start

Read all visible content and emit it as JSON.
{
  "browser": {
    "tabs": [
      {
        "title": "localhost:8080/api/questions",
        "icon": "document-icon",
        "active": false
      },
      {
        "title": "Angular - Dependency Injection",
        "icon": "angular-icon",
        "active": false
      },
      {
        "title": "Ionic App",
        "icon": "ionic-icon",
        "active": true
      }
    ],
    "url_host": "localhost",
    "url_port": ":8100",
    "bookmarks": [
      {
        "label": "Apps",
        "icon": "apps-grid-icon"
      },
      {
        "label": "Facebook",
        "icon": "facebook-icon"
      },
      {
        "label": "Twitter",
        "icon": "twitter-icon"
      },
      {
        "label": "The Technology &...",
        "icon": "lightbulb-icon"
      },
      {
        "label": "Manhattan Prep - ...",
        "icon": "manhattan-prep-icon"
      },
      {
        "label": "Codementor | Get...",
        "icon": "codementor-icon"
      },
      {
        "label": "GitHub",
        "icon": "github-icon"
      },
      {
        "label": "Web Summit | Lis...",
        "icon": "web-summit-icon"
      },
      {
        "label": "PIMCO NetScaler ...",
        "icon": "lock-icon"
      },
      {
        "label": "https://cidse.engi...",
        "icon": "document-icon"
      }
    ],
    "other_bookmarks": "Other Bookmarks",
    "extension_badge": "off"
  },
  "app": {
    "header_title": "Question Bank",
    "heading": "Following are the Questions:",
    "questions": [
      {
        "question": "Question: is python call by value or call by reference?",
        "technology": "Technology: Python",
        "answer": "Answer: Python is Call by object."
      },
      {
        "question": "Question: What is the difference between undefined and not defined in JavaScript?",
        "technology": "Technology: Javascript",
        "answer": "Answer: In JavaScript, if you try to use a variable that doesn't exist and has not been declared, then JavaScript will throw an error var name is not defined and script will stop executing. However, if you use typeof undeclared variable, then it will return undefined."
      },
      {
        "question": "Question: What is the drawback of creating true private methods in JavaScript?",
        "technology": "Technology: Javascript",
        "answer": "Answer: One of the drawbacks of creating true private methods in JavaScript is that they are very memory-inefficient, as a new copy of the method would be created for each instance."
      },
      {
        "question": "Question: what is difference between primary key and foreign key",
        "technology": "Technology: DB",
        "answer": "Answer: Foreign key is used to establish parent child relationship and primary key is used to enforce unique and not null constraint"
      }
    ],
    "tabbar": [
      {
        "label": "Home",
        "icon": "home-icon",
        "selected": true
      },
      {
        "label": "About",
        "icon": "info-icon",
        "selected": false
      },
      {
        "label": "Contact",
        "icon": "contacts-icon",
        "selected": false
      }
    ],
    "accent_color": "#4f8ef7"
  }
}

end

• [Problem description]:
Provide all the records again, word for word.

• [Full answer]:
Read all visible content and emit it as JSON.
{
  "browser": {
    "tabs": [
      {
        "title": "localhost:8080/api/questions",
        "icon": "document-icon",
        "active": false
      },
      {
        "title": "Angular - Dependency Injection",
        "icon": "angular-icon",
        "active": false
      },
      {
        "title": "Ionic App",
        "icon": "ionic-icon",
        "active": true
      }
    ],
    "url_host": "localhost",
    "url_port": ":8100",
    "bookmarks": [
      {
        "label": "Apps",
        "icon": "apps-grid-icon"
      },
      {
        "label": "Facebook",
        "icon": "facebook-icon"
      },
      {
        "label": "Twitter",
        "icon": "twitter-icon"
      },
      {
        "label": "The Technology &...",
        "icon": "lightbulb-icon"
      },
      {
        "label": "Manhattan Prep - ...",
        "icon": "manhattan-prep-icon"
      },
      {
        "label": "Codementor | Get...",
        "icon": "codementor-icon"
      },
      {
        "label": "GitHub",
        "icon": "github-icon"
      },
      {
        "label": "Web Summit | Lis...",
        "icon": "web-summit-icon"
      },
      {
        "label": "PIMCO NetScaler ...",
        "icon": "lock-icon"
      },
      {
        "label": "https://cidse.engi...",
        "icon": "document-icon"
      }
    ],
    "other_bookmarks": "Other Bookmarks",
    "extension_badge": "off"
  },
  "app": {
    "header_title": "Question Bank",
    "heading": "Following are the Questions:",
    "questions": [
      {
        "question": "Question: is python call by value or call by reference?",
        "technology": "Technology: Python",
        "answer": "Answer: Python is Call by object."
      },
      {
        "question": "Question: What is the difference between undefined and not defined in JavaScript?",
        "technology": "Technology: Javascript",
        "answer": "Answer: In JavaScript, if you try to use a variable that doesn't exist and has not been declared, then JavaScript will throw an error var name is not defined and script will stop executing. However, if you use typeof undeclared variable, then it will return undefined."
      },
      {
        "question": "Question: What is the drawback of creating true private methods in JavaScript?",
        "technology": "Technology: Javascript",
        "answer": "Answer: One of the drawbacks of creating true private methods in JavaScript is that they are very memory-inefficient, as a new copy of the method would be created for each instance."
      },
      {
        "question": "Question: what is difference between primary key and foreign key",
        "technology": "Technology: DB",
        "answer": "Answer: Foreign key is used to establish parent child relationship and primary key is used to enforce unique and not null constraint"
      }
    ],
    "tabbar": [
      {
        "label": "Home",
        "icon": "home-icon",
        "selected": true
      },
      {
        "label": "About",
        "icon": "info-icon",
        "selected": false
      },
      {
        "label": "Contact",
        "icon": "contacts-icon",
        "selected": false
      }
    ],
    "accent_color": "#4f8ef7"
  }
}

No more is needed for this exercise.